The transportation of a fleet over the hill that rises some two hundred and fifty feet between the Bosporus and the Golden Horn was a skilful piece of strategy, and formed one of the most striking incidents in the siege of 1453. By compelling attention to the safety of the walls along the harbour, it extended the line of attack, and weakened the defence of the landward walls. To effect the passage, a road was made through the ravines leading from Beshiktash on the straits to Cassim Pasha on the Golden Horn. On that road well-greased logs were laid, like the sleepers on a railway, and then some seventy or eighty galleys, of fifteen, twenty, or twenty-two pairs of oars, were placed in ships’ cradles and dragged by men, oxen, and buffaloes, in the course of a single night, up one slope and down the other, from sea to sea. The incongruous form of navigation put everybody concerned in making the voyage into good humour. Drums beat, fifes sounded, and to add to the zest of the enterprise, the sails were unfurled, the oars were pulled, the rudders set, as if the vessels were proceeding over their native element. But the apparition of the enemy’s ships in the Golden Horn afforded no amusement to the besieged. It increased immensely their anxiety and the difficulties of their task. A brave attempt to burn the Turkish vessels failed, and though the flotilla actually did little in the way of direct attack, it remained a standing menace to the northern side of the city until the close of the siege, a thunder-cloud keeping men in constant dread of the bolts that might dart from its black bosom. Very appropriately, the Turkish Admiralty stands on the shore of the bay in which an Ottoman fleet first rode the waters of the Golden Horn.

### Data pulled from a collection
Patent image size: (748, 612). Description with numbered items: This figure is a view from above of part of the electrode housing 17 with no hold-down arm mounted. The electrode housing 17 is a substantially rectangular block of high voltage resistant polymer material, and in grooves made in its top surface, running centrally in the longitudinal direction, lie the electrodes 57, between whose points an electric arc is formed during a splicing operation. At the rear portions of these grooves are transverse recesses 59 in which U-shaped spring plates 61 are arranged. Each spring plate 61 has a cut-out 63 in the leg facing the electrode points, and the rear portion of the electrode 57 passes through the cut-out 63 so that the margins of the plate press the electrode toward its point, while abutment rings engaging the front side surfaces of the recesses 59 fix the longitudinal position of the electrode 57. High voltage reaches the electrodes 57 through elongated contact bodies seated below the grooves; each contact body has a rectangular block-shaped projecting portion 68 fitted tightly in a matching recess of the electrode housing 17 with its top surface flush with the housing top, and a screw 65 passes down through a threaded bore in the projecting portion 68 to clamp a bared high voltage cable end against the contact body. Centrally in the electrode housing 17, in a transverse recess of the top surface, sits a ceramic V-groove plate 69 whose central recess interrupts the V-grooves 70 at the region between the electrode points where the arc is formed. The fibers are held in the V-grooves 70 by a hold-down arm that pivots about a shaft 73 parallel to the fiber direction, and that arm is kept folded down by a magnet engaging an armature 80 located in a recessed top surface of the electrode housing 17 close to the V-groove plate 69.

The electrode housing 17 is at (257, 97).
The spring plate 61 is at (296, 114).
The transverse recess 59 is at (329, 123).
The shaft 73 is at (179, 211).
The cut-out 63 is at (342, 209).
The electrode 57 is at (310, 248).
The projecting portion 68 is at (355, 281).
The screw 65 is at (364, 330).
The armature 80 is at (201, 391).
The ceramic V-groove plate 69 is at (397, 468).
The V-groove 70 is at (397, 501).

### WHAT YOU NEED TO DO
(1) Answer these from the passage on the 1453 siege:
(a) Between which two places was the road made through the ravines?
(b) Besides men, what dragged the galleys over the hill?
(c) What stands on the shore of the bay where an Ottoman fleet first rode the waters of the Golden Horn?
(2) Carry on the passage about the fleet dragged overland during the 1453 siege, starting after its last sentence.

### OUTPUTS BY TASK
(1)
(a) From Beshiktash on the straits to Cassim Pasha on the Golden Horn.
(b) Oxen and buffaloes.
(c) The Turkish Admiralty.

(2)
GOLDEN HORN AFTER SUNSET
When all traffic ceases, caïques, lighters, steamboats, and craft of all kinds are taken to their moorings and the waters are silent and deserted.
In the third chapter, occupied with the story of the making of Constantinople, some account has been given of the portion of the landward walls erected in the earlier half of the fifth century, when the city was enlarged under Theodosius II., viz, the portion extending from the Sea of Marmora, on the south, to the ruins of the Palace of the Porphyrogenitus (Tekfour Serai) on the north. That seemed the most appropriate place to speak of the origin and character of fortifications which were built as much for the growth and convenience of the city in its civic relations, as for its security as the citadel of the Empire. To that chapter the reader who desires to recall the information given on the subject, is referred. Here, after a brief account of the additions made to the Theodosian walls, in subsequent times, we shall consider the historical importance of the landward walls as a whole, and glance at some of the scenes enacted before them.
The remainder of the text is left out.